[begin Recorded data]

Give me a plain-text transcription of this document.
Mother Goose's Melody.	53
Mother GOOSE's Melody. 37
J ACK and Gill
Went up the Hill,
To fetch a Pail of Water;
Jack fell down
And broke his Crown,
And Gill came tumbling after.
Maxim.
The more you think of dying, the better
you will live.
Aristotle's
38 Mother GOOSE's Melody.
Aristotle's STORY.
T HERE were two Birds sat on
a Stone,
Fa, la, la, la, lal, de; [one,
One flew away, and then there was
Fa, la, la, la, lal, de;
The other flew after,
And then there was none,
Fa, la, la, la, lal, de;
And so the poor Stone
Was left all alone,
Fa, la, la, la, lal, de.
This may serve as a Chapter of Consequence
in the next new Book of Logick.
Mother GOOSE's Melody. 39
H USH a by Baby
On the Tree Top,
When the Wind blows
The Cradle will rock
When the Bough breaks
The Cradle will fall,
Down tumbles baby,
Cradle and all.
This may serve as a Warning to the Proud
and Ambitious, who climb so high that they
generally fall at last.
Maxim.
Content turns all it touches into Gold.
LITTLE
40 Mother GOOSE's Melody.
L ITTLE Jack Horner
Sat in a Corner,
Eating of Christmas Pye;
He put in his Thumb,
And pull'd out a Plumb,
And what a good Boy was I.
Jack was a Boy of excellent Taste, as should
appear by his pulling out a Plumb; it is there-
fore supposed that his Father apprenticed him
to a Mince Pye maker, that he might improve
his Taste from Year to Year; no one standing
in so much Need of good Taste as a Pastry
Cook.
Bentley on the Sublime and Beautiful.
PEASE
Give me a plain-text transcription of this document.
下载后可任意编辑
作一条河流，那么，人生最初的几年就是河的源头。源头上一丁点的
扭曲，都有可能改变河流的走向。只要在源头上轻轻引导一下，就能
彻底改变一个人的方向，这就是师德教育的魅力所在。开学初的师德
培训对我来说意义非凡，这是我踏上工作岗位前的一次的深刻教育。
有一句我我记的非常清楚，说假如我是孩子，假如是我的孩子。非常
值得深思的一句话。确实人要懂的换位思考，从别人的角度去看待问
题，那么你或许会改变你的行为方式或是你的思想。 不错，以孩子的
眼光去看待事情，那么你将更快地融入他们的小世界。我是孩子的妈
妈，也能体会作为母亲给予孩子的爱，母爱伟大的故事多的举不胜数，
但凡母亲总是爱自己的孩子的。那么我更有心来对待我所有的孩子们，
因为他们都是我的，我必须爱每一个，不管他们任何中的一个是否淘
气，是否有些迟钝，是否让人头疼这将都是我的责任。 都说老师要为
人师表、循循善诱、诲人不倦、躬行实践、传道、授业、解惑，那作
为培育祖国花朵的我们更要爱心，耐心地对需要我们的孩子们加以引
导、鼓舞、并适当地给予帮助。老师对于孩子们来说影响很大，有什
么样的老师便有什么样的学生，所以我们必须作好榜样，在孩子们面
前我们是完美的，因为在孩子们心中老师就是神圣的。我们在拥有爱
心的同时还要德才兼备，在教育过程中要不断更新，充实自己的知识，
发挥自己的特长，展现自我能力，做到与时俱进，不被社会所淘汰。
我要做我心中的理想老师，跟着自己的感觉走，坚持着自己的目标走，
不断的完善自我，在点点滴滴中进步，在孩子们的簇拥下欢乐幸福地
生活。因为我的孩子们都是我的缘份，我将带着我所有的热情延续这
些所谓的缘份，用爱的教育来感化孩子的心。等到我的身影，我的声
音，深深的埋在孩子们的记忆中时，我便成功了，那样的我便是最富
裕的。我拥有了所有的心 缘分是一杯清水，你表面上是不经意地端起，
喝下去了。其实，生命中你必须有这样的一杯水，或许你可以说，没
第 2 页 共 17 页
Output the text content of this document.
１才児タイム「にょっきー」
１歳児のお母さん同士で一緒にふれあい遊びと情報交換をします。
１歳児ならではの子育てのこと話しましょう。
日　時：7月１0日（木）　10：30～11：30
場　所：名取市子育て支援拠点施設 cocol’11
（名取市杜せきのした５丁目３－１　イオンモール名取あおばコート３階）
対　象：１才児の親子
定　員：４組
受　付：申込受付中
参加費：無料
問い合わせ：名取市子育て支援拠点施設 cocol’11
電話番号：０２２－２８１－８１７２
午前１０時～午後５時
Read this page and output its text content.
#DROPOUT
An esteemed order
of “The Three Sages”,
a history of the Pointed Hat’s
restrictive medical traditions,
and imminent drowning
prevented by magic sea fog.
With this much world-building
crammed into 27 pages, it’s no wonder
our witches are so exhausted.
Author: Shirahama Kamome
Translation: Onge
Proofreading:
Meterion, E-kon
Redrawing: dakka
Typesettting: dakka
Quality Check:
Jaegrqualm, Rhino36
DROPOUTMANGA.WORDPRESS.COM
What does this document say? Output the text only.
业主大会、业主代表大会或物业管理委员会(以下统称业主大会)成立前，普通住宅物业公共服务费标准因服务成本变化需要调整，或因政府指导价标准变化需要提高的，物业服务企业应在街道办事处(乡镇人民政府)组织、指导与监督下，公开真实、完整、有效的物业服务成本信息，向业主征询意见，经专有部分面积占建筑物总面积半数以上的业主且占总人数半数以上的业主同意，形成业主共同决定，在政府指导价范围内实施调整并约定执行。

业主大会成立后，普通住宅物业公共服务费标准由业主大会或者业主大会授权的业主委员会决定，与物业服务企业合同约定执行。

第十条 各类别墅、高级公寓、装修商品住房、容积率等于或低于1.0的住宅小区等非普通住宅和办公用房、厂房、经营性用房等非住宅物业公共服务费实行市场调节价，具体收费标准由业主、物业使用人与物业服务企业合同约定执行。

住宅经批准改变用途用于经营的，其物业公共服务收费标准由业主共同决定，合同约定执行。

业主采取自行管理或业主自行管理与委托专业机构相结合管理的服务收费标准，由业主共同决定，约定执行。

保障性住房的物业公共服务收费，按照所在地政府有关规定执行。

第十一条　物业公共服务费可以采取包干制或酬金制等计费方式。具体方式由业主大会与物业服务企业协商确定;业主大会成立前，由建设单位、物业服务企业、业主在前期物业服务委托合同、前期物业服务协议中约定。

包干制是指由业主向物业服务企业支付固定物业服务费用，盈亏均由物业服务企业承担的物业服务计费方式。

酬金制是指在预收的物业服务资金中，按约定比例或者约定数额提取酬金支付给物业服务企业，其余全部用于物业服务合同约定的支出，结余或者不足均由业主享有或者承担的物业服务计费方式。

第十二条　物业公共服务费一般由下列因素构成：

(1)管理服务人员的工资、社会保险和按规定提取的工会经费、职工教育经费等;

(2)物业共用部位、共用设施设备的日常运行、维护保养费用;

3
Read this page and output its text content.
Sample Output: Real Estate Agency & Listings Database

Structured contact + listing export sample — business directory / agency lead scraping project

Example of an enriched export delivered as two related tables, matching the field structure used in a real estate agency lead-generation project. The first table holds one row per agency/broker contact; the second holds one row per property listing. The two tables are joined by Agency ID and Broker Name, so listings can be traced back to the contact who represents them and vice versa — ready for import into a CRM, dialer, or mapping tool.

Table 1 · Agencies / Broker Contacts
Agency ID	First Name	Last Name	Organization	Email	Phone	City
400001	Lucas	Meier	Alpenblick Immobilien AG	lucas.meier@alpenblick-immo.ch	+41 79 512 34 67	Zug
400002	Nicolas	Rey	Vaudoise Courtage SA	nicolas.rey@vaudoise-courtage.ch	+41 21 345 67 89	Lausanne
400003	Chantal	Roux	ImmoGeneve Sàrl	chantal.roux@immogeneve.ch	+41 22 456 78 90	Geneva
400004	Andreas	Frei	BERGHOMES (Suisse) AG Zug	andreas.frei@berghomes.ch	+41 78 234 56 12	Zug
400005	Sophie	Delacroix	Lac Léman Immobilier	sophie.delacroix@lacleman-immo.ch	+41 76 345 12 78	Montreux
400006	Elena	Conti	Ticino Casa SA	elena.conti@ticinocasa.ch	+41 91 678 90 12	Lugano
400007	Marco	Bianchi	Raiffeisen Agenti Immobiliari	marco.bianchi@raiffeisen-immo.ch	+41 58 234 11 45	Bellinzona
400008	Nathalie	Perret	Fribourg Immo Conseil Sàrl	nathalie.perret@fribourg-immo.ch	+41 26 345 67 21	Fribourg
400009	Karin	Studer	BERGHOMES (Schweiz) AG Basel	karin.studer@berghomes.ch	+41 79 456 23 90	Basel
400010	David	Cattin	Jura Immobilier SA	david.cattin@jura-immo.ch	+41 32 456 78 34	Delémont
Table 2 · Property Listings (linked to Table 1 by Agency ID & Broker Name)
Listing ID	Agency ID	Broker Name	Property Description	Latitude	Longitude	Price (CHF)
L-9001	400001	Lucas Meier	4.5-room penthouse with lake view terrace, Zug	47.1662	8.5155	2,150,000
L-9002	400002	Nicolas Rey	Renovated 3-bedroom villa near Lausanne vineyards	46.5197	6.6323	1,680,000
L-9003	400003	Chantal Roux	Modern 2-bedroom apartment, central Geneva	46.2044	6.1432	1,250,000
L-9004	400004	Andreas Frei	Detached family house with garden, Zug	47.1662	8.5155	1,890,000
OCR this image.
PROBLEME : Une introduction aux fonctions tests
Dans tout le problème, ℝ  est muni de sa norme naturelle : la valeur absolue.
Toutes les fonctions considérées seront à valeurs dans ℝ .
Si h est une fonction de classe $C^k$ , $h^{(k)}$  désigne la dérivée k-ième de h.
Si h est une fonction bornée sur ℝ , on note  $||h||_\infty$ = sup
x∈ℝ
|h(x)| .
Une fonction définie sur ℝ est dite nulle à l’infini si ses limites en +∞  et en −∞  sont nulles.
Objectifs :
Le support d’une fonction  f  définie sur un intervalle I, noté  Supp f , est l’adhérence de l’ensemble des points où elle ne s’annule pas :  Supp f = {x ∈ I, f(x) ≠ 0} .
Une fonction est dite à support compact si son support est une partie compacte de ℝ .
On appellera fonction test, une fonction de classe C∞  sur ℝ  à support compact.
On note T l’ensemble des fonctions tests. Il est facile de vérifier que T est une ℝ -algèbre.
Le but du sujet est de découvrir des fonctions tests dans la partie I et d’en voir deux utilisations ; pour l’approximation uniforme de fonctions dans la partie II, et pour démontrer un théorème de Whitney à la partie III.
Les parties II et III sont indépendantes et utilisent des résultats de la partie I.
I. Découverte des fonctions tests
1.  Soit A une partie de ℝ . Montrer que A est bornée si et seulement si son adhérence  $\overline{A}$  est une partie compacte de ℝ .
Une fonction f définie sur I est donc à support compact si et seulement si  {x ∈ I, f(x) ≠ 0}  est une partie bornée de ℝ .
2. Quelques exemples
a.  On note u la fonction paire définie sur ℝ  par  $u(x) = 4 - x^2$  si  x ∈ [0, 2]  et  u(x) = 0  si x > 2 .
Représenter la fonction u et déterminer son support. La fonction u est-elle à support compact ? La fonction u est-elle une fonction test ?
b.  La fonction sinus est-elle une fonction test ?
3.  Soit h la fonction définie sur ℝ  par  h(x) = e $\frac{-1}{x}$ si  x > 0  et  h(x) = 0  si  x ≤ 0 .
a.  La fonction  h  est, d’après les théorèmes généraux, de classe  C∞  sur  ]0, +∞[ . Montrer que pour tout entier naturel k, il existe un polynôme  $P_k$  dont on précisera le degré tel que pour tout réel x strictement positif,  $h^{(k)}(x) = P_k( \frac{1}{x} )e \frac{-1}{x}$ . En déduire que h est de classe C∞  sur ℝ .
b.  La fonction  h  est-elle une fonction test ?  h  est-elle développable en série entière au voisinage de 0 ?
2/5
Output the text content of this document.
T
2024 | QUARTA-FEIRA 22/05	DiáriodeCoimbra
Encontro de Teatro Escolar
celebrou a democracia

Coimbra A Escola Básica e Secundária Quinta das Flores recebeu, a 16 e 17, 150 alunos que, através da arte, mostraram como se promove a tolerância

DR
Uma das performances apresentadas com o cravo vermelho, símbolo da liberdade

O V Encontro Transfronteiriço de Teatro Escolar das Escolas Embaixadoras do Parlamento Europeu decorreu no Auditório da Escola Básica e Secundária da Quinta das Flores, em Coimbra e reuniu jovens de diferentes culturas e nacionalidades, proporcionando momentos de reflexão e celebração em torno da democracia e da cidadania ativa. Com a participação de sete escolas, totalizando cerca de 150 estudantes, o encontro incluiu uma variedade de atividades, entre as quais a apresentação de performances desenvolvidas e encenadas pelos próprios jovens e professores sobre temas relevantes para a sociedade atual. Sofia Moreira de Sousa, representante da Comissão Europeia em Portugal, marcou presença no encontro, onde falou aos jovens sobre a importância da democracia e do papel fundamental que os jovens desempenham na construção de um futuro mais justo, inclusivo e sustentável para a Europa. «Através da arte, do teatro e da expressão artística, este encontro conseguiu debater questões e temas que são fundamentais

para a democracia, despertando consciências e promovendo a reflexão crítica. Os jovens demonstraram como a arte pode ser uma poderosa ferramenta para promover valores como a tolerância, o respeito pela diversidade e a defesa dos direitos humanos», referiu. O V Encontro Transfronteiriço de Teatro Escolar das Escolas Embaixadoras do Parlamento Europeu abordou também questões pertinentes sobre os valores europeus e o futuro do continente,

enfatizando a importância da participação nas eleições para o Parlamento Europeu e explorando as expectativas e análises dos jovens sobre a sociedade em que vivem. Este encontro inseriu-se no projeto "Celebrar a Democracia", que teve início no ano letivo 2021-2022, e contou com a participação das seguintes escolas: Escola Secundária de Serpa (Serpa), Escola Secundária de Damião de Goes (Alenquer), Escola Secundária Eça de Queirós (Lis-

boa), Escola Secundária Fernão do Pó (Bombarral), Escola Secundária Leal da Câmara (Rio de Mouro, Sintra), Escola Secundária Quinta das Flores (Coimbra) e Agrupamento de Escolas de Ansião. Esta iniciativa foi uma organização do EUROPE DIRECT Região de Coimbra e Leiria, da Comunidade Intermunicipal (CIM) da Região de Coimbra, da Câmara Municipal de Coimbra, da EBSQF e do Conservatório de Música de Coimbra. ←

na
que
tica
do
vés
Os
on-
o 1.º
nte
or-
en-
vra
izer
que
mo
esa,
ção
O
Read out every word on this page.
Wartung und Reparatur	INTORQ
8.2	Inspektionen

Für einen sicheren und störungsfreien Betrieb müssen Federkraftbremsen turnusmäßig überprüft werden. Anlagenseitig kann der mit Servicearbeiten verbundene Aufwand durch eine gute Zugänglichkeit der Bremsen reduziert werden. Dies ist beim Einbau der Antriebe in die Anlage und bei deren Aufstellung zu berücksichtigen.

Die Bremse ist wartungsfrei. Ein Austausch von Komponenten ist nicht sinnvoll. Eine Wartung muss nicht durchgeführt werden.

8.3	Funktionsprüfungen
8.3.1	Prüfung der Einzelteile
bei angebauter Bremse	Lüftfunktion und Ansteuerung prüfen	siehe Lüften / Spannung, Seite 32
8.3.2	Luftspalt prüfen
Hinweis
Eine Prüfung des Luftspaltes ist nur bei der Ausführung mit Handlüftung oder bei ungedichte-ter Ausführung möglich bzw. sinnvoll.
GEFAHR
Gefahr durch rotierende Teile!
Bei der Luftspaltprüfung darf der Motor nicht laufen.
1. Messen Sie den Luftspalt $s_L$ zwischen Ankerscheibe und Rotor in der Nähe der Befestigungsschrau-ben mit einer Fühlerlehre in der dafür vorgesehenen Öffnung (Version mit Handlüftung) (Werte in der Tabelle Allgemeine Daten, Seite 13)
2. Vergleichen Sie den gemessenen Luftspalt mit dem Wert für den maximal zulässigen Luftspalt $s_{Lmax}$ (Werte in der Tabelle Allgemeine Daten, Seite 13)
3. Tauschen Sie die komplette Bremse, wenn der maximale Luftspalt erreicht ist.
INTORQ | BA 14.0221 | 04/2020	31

[end Recorded data]

Task directions -
Read the data above and pull out each line that holds the string "Básica".

Expected answer -
Coimbra A Escola Básica e Secundária Quinta das Flores recebeu, a 16 e 17, 150 alunos que, através da arte, mostraram como se promove a tolerância
O V Encontro Transfronteiriço de Teatro Escolar das Escolas Embaixadoras do Parlamento Europeu decorreu no Auditório da Escola Básica e Secundária da Quinta das Flores, em Coimbra e reuniu jovens de diferentes culturas e nacionalidades, proporcionando momentos de reflexão e celebração em torno da democracia e da cidadania ativa. Com a participação de sete escolas, totalizando cerca de 150 estudantes, o encontro incluiu uma variedade de atividades, entre as quais a apresentação de performances desenvolvidas e encenadas pelos próprios jovens e professores sobre temas relevantes para a sociedade atual. Sofia Moreira de Sousa, representante da Comissão Europeia em Portugal, marcou presença no encontro, onde falou aos jovens sobre a importância da democracia e do papel fundamental que os jovens desempenham na construção de um futuro mais justo, inclusivo e sustentável para a Europa. «Através da arte, do teatro e da expressão artística, este encontro conseguiu debater questões e temas que são fundamentais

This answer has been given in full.